> Task brief
Rewrite every one of the rows below as a numbered list, omitting any blank lines.

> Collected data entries
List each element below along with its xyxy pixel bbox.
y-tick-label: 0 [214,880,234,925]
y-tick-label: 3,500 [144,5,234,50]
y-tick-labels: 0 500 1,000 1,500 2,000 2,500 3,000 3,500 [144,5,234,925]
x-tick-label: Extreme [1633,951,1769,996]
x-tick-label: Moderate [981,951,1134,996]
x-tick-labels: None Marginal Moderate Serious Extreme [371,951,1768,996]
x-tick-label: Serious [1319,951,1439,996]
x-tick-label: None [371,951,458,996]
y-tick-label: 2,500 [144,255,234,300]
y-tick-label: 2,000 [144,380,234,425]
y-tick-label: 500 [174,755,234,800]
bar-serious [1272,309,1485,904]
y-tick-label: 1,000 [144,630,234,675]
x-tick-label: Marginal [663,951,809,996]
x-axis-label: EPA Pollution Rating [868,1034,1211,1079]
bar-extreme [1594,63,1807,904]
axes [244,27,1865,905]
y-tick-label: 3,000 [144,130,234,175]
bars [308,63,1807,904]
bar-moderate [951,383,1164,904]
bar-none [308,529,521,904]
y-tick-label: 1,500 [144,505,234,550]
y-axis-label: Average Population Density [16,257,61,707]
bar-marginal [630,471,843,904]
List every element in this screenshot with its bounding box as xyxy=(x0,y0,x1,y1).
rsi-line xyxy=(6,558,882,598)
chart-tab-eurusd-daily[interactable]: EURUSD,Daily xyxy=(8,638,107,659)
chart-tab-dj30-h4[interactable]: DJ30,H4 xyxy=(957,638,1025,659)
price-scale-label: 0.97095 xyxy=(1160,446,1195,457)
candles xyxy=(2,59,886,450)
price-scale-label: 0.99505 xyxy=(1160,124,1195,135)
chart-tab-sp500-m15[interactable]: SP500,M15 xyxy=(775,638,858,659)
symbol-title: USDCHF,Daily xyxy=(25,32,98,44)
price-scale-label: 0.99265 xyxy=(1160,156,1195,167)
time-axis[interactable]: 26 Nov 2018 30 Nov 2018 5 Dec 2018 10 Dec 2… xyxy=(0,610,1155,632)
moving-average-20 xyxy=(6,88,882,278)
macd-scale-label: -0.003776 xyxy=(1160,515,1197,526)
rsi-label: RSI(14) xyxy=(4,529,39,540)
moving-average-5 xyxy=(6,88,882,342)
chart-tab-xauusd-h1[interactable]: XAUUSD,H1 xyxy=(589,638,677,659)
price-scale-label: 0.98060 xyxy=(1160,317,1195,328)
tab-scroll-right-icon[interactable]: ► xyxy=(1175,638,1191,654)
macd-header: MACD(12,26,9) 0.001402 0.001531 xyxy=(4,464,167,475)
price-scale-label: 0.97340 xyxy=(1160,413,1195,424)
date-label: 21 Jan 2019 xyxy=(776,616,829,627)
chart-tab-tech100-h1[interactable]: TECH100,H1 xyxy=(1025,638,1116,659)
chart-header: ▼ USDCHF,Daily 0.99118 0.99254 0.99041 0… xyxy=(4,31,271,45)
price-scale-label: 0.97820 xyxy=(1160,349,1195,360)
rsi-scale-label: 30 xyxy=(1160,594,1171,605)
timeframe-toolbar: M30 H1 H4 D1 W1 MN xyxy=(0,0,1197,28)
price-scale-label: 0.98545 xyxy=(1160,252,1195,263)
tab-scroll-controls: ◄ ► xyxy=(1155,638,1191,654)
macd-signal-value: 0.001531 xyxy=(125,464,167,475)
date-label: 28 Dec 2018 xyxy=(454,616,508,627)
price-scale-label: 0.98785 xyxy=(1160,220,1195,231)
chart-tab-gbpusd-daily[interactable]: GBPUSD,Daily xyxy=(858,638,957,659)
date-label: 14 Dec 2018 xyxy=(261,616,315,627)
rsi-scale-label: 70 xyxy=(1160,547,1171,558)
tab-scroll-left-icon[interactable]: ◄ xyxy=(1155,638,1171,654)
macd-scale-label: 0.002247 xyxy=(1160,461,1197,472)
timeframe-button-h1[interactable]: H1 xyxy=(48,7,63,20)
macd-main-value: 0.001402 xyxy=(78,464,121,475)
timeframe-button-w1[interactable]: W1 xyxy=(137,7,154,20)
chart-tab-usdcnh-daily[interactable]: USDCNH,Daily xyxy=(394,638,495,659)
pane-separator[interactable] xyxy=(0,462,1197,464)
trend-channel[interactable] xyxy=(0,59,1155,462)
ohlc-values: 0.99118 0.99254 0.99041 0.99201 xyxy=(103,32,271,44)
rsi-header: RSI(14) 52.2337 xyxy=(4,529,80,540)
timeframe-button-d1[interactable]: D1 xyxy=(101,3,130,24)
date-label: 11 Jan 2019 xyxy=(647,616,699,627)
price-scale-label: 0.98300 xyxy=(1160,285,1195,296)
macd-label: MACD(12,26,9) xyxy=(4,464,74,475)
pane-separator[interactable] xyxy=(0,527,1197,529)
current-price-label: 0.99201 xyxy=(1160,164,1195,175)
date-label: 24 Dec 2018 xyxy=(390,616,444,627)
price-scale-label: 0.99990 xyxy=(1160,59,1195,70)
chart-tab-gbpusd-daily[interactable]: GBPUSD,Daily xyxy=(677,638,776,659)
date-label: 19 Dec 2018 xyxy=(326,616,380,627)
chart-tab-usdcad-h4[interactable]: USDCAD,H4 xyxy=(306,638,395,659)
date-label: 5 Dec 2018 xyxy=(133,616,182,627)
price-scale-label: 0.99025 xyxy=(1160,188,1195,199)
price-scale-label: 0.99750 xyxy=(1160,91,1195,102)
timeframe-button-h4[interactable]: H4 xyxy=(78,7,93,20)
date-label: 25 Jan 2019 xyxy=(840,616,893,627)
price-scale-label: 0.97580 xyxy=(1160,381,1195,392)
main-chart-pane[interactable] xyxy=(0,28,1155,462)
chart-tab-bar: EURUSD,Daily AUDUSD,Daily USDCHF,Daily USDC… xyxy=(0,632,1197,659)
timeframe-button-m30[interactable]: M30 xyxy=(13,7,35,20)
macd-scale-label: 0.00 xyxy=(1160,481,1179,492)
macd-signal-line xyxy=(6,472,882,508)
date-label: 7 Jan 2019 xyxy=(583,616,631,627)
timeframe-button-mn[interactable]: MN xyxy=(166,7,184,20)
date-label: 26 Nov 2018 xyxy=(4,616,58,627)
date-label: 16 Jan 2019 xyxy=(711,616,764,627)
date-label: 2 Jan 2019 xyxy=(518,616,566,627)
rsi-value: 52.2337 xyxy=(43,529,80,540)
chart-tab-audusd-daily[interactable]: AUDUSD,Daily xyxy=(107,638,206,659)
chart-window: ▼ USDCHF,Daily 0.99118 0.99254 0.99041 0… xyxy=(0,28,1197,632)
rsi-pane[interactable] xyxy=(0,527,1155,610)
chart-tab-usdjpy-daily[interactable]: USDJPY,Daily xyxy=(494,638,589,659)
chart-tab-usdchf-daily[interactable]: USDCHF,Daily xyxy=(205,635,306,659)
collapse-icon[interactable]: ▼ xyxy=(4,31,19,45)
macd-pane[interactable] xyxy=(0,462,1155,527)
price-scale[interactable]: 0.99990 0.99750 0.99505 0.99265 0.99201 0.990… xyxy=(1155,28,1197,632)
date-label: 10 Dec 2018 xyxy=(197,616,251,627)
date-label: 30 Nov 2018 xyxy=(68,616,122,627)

> Solution to the exercise
1. List each element below along with its xyxy pixel bbox.
2. y-tick-label: 0 [214,880,234,925]
3. y-tick-label: 3,500 [144,5,234,50]
4. y-tick-labels: 0 500 1,000 1,500 2,000 2,500 3,000 3,500 [144,5,234,925]
5. x-tick-label: Extreme [1633,951,1769,996]
6. x-tick-label: Moderate [981,951,1134,996]
7. x-tick-labels: None Marginal Moderate Serious Extreme [371,951,1768,996]
8. x-tick-label: Serious [1319,951,1439,996]
9. x-tick-label: None [371,951,458,996]
10. y-tick-label: 2,500 [144,255,234,300]
11. y-tick-label: 2,000 [144,380,234,425]
12. y-tick-label: 500 [174,755,234,800]
13. bar-serious [1272,309,1485,904]
14. y-tick-label: 1,000 [144,630,234,675]
15. x-tick-label: Marginal [663,951,809,996]
16. x-axis-label: EPA Pollution Rating [868,1034,1211,1079]
17. bar-extreme [1594,63,1807,904]
18. axes [244,27,1865,905]
19. y-tick-label: 3,000 [144,130,234,175]
20. bars [308,63,1807,904]
21. bar-moderate [951,383,1164,904]
22. bar-none [308,529,521,904]
23. y-tick-label: 1,500 [144,505,234,550]
24. y-axis-label: Average Population Density [16,257,61,707]
25. bar-marginal [630,471,843,904]
26. List every element in this screenshot with its bounding box as xyxy=(x0,y0,x1,y1).
27. rsi-line xyxy=(6,558,882,598)
28. chart-tab-eurusd-daily[interactable]: EURUSD,Daily xyxy=(8,638,107,659)
29. chart-tab-dj30-h4[interactable]: DJ30,H4 xyxy=(957,638,1025,659)
30. price-scale-label: 0.97095 xyxy=(1160,446,1195,457)
31. candles xyxy=(2,59,886,450)
32. price-scale-label: 0.99505 xyxy=(1160,124,1195,135)
33. chart-tab-sp500-m15[interactable]: SP500,M15 xyxy=(775,638,858,659)
34. symbol-title: USDCHF,Daily xyxy=(25,32,98,44)
35. price-scale-label: 0.99265 xyxy=(1160,156,1195,167)
36. time-axis[interactable]: 26 Nov 2018 30 Nov 2018 5 Dec 2018 10 Dec 2… xyxy=(0,610,1155,632)
37. moving-average-20 xyxy=(6,88,882,278)
38. macd-scale-label: -0.003776 xyxy=(1160,515,1197,526)
39. rsi-label: RSI(14) xyxy=(4,529,39,540)
40. moving-average-5 xyxy=(6,88,882,342)
41. chart-tab-xauusd-h1[interactable]: XAUUSD,H1 xyxy=(589,638,677,659)
42. price-scale-label: 0.98060 xyxy=(1160,317,1195,328)
43. tab-scroll-right-icon[interactable]: ► xyxy=(1175,638,1191,654)
44. macd-header: MACD(12,26,9) 0.001402 0.001531 xyxy=(4,464,167,475)
45. price-scale-label: 0.97340 xyxy=(1160,413,1195,424)
46. date-label: 21 Jan 2019 xyxy=(776,616,829,627)
47. chart-tab-tech100-h1[interactable]: TECH100,H1 xyxy=(1025,638,1116,659)
48. chart-header: ▼ USDCHF,Daily 0.99118 0.99254 0.99041 0… xyxy=(4,31,271,45)
49. price-scale-label: 0.97820 xyxy=(1160,349,1195,360)
50. rsi-scale-label: 30 xyxy=(1160,594,1171,605)
51. timeframe-toolbar: M30 H1 H4 D1 W1 MN xyxy=(0,0,1197,28)
52. price-scale-label: 0.98545 xyxy=(1160,252,1195,263)
53. tab-scroll-controls: ◄ ► xyxy=(1155,638,1191,654)
54. macd-signal-value: 0.001531 xyxy=(125,464,167,475)
55. date-label: 28 Dec 2018 xyxy=(454,616,508,627)
56. price-scale-label: 0.98785 xyxy=(1160,220,1195,231)
57. chart-tab-gbpusd-daily[interactable]: GBPUSD,Daily xyxy=(858,638,957,659)
58. date-label: 14 Dec 2018 xyxy=(261,616,315,627)
59. rsi-scale-label: 70 xyxy=(1160,547,1171,558)
60. tab-scroll-left-icon[interactable]: ◄ xyxy=(1155,638,1171,654)
61. macd-scale-label: 0.002247 xyxy=(1160,461,1197,472)
62. timeframe-button-h1[interactable]: H1 xyxy=(48,7,63,20)
63. macd-main-value: 0.001402 xyxy=(78,464,121,475)
64. timeframe-button-w1[interactable]: W1 xyxy=(137,7,154,20)
65. chart-tab-usdcnh-daily[interactable]: USDCNH,Daily xyxy=(394,638,495,659)
66. pane-separator[interactable] xyxy=(0,462,1197,464)
67. trend-channel[interactable] xyxy=(0,59,1155,462)
68. ohlc-values: 0.99118 0.99254 0.99041 0.99201 xyxy=(103,32,271,44)
69. rsi-header: RSI(14) 52.2337 xyxy=(4,529,80,540)
70. timeframe-button-d1[interactable]: D1 xyxy=(101,3,130,24)
71. date-label: 11 Jan 2019 xyxy=(647,616,699,627)
72. price-scale-label: 0.98300 xyxy=(1160,285,1195,296)
73. macd-label: MACD(12,26,9) xyxy=(4,464,74,475)
74. pane-separator[interactable] xyxy=(0,527,1197,529)
75. current-price-label: 0.99201 xyxy=(1160,164,1195,175)
76. date-label: 24 Dec 2018 xyxy=(390,616,444,627)
77. price-scale-label: 0.99990 xyxy=(1160,59,1195,70)
78. chart-tab-gbpusd-daily[interactable]: GBPUSD,Daily xyxy=(677,638,776,659)
79. date-label: 19 Dec 2018 xyxy=(326,616,380,627)
80. chart-tab-usdcad-h4[interactable]: USDCAD,H4 xyxy=(306,638,395,659)
81. date-label: 5 Dec 2018 xyxy=(133,616,182,627)
82. price-scale-label: 0.99025 xyxy=(1160,188,1195,199)
83. price-scale-label: 0.99750 xyxy=(1160,91,1195,102)
84. timeframe-button-h4[interactable]: H4 xyxy=(78,7,93,20)
85. date-label: 25 Jan 2019 xyxy=(840,616,893,627)
86. price-scale-label: 0.97580 xyxy=(1160,381,1195,392)
87. main-chart-pane[interactable] xyxy=(0,28,1155,462)
88. chart-tab-bar: EURUSD,Daily AUDUSD,Daily USDCHF,Daily USDC… xyxy=(0,632,1197,659)
89. timeframe-button-m30[interactable]: M30 xyxy=(13,7,35,20)
90. macd-scale-label: 0.00 xyxy=(1160,481,1179,492)
91. macd-signal-line xyxy=(6,472,882,508)
92. date-label: 7 Jan 2019 xyxy=(583,616,631,627)
93. timeframe-button-mn[interactable]: MN xyxy=(166,7,184,20)
94. date-label: 26 Nov 2018 xyxy=(4,616,58,627)
95. date-label: 16 Jan 2019 xyxy=(711,616,764,627)
96. date-label: 2 Jan 2019 xyxy=(518,616,566,627)
97. rsi-value: 52.2337 xyxy=(43,529,80,540)
98. chart-tab-audusd-daily[interactable]: AUDUSD,Daily xyxy=(107,638,206,659)
99. chart-window: ▼ USDCHF,Daily 0.99118 0.99254 0.99041 0… xyxy=(0,28,1197,632)
100. rsi-pane[interactable] xyxy=(0,527,1155,610)
101. chart-tab-usdjpy-daily[interactable]: USDJPY,Daily xyxy=(494,638,589,659)
102. chart-tab-usdchf-daily[interactable]: USDCHF,Daily xyxy=(205,635,306,659)
103. collapse-icon[interactable]: ▼ xyxy=(4,31,19,45)
104. macd-pane[interactable] xyxy=(0,462,1155,527)
105. price-scale[interactable]: 0.99990 0.99750 0.99505 0.99265 0.99201 0.990… xyxy=(1155,28,1197,632)
106. date-label: 10 Dec 2018 xyxy=(197,616,251,627)
107. date-label: 30 Nov 2018 xyxy=(68,616,122,627)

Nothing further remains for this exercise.